--- start of Stored rows ---

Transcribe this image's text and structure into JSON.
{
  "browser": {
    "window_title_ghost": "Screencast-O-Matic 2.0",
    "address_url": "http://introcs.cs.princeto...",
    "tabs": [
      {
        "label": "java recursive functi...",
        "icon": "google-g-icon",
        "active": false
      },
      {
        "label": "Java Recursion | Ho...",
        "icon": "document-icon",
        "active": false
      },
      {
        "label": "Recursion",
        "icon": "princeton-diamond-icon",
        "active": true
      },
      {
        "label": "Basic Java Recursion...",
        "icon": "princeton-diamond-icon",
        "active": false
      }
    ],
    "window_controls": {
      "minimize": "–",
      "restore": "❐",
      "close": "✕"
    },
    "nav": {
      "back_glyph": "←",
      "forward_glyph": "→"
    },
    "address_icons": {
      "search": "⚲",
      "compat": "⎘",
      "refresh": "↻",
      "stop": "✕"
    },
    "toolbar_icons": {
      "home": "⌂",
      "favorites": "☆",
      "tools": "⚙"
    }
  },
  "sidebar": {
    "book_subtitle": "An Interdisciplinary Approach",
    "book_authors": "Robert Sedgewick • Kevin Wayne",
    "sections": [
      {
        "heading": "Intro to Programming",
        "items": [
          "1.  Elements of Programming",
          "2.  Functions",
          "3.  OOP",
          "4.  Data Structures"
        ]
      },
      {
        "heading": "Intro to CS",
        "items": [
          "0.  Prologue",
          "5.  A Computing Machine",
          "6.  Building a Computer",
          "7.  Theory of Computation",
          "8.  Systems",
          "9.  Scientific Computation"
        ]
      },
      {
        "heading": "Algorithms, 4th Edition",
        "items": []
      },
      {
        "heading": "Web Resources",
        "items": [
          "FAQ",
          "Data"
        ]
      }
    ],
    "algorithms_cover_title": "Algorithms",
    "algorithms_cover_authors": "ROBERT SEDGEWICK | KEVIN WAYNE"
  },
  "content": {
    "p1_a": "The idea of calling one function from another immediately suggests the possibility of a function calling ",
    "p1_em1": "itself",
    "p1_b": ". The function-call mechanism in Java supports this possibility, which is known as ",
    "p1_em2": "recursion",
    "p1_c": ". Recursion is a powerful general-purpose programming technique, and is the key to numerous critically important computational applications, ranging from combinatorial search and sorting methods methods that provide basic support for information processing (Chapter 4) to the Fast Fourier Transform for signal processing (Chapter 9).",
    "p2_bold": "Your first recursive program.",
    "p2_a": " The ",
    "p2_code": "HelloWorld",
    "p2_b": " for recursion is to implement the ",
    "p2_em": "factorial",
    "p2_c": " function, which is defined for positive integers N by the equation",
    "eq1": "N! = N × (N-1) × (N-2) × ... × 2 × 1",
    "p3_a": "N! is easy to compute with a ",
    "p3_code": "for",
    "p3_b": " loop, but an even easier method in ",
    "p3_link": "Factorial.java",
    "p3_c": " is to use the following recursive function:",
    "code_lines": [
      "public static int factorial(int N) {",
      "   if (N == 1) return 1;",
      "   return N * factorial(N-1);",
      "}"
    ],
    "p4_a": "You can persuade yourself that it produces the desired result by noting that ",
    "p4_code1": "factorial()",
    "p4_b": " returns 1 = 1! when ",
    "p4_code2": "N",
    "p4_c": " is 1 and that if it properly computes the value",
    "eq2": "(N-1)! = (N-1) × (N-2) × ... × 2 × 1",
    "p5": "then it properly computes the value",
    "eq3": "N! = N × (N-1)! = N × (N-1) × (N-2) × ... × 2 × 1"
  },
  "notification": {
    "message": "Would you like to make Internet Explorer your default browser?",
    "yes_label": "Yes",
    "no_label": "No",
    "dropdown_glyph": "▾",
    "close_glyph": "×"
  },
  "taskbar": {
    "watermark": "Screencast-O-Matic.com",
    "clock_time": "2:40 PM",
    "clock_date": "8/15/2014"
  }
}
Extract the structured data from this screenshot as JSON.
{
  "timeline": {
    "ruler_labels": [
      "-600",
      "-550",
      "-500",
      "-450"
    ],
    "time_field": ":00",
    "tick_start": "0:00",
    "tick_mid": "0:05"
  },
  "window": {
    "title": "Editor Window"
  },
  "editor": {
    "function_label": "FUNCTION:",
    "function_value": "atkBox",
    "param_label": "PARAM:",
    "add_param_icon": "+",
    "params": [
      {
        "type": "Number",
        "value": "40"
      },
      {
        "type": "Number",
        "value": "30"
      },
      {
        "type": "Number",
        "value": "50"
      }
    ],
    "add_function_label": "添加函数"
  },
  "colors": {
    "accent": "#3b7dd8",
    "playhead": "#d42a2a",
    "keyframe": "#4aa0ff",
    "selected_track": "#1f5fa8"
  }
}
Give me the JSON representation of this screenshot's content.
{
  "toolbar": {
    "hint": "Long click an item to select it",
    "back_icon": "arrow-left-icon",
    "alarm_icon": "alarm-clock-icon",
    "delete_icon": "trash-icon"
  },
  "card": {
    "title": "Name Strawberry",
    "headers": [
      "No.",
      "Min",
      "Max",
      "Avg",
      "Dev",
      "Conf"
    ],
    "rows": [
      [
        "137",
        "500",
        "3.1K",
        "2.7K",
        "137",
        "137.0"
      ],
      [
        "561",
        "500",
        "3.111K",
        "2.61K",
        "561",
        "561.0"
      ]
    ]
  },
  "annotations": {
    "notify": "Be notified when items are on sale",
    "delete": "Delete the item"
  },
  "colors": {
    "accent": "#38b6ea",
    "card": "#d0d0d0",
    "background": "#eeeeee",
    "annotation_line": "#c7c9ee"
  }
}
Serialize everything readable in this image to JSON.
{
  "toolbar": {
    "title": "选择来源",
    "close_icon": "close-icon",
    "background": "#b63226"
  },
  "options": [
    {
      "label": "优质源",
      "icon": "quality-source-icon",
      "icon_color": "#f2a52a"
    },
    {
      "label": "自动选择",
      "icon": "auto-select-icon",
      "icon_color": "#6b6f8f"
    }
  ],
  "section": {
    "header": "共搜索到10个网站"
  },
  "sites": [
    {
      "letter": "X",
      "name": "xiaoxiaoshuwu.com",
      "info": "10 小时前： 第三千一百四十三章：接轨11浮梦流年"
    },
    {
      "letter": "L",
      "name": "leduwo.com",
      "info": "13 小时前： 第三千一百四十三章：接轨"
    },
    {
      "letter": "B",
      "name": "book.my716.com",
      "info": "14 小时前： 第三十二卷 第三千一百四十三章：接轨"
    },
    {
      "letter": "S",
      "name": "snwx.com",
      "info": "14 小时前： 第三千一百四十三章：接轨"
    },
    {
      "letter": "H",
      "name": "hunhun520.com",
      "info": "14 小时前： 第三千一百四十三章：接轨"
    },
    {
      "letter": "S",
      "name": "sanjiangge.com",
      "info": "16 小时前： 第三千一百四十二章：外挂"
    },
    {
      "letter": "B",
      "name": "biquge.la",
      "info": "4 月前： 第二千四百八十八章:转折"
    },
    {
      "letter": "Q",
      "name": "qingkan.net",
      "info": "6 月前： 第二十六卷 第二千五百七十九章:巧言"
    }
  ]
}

--- end of Stored rows ---

> [Exercise details] Say the number of lines in the listing that hold "computes", with no added words.

> [Response to the task] 2